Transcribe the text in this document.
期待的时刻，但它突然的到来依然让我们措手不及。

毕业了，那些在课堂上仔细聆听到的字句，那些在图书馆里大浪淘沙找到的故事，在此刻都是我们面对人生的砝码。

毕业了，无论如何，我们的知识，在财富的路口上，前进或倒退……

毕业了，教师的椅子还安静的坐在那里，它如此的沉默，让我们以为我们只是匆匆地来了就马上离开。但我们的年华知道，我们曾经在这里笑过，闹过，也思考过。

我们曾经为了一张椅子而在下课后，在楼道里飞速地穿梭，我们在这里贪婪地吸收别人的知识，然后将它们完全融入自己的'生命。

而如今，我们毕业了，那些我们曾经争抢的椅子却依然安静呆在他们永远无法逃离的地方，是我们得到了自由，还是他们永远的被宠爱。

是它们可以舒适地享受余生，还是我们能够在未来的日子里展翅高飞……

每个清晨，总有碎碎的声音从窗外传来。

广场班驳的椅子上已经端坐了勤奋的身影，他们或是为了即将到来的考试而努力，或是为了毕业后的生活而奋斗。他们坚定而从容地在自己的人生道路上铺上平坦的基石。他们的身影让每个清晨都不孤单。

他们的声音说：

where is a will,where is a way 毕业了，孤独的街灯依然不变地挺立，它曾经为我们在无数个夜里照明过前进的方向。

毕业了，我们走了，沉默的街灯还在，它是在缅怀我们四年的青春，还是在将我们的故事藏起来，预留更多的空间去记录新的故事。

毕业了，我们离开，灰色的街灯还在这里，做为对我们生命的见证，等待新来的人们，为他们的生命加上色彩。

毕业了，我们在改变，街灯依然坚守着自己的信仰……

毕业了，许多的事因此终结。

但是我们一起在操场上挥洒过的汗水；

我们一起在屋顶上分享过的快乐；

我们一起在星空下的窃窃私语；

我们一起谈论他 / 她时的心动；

» What the task asks: Copy out every line of the data above, exactly as given.

» Exercise answer:
Transcribe the text in this document.
期待的时刻，但它突然的到来依然让我们措手不及。

毕业了，那些在课堂上仔细聆听到的字句，那些在图书馆里大浪淘沙找到的故事，在此刻都是我们面对人生的砝码。

毕业了，无论如何，我们的知识，在财富的路口上，前进或倒退……

毕业了，教师的椅子还安静的坐在那里，它如此的沉默，让我们以为我们只是匆匆地来了就马上离开。但我们的年华知道，我们曾经在这里笑过，闹过，也思考过。

我们曾经为了一张椅子而在下课后，在楼道里飞速地穿梭，我们在这里贪婪地吸收别人的知识，然后将它们完全融入自己的'生命。

而如今，我们毕业了，那些我们曾经争抢的椅子却依然安静呆在他们永远无法逃离的地方，是我们得到了自由，还是他们永远的被宠爱。

是它们可以舒适地享受余生，还是我们能够在未来的日子里展翅高飞……

每个清晨，总有碎碎的声音从窗外传来。

广场班驳的椅子上已经端坐了勤奋的身影，他们或是为了即将到来的考试而努力，或是为了毕业后的生活而奋斗。他们坚定而从容地在自己的人生道路上铺上平坦的基石。他们的身影让每个清晨都不孤单。

他们的声音说：

where is a will,where is a way 毕业了，孤独的街灯依然不变地挺立，它曾经为我们在无数个夜里照明过前进的方向。

毕业了，我们走了，沉默的街灯还在，它是在缅怀我们四年的青春，还是在将我们的故事藏起来，预留更多的空间去记录新的故事。

毕业了，我们离开，灰色的街灯还在这里，做为对我们生命的见证，等待新来的人们，为他们的生命加上色彩。

毕业了，我们在改变，街灯依然坚守着自己的信仰……

毕业了，许多的事因此终结。

但是我们一起在操场上挥洒过的汗水；

我们一起在屋顶上分享过的快乐；

我们一起在星空下的窃窃私语；

我们一起谈论他 / 她时的心动；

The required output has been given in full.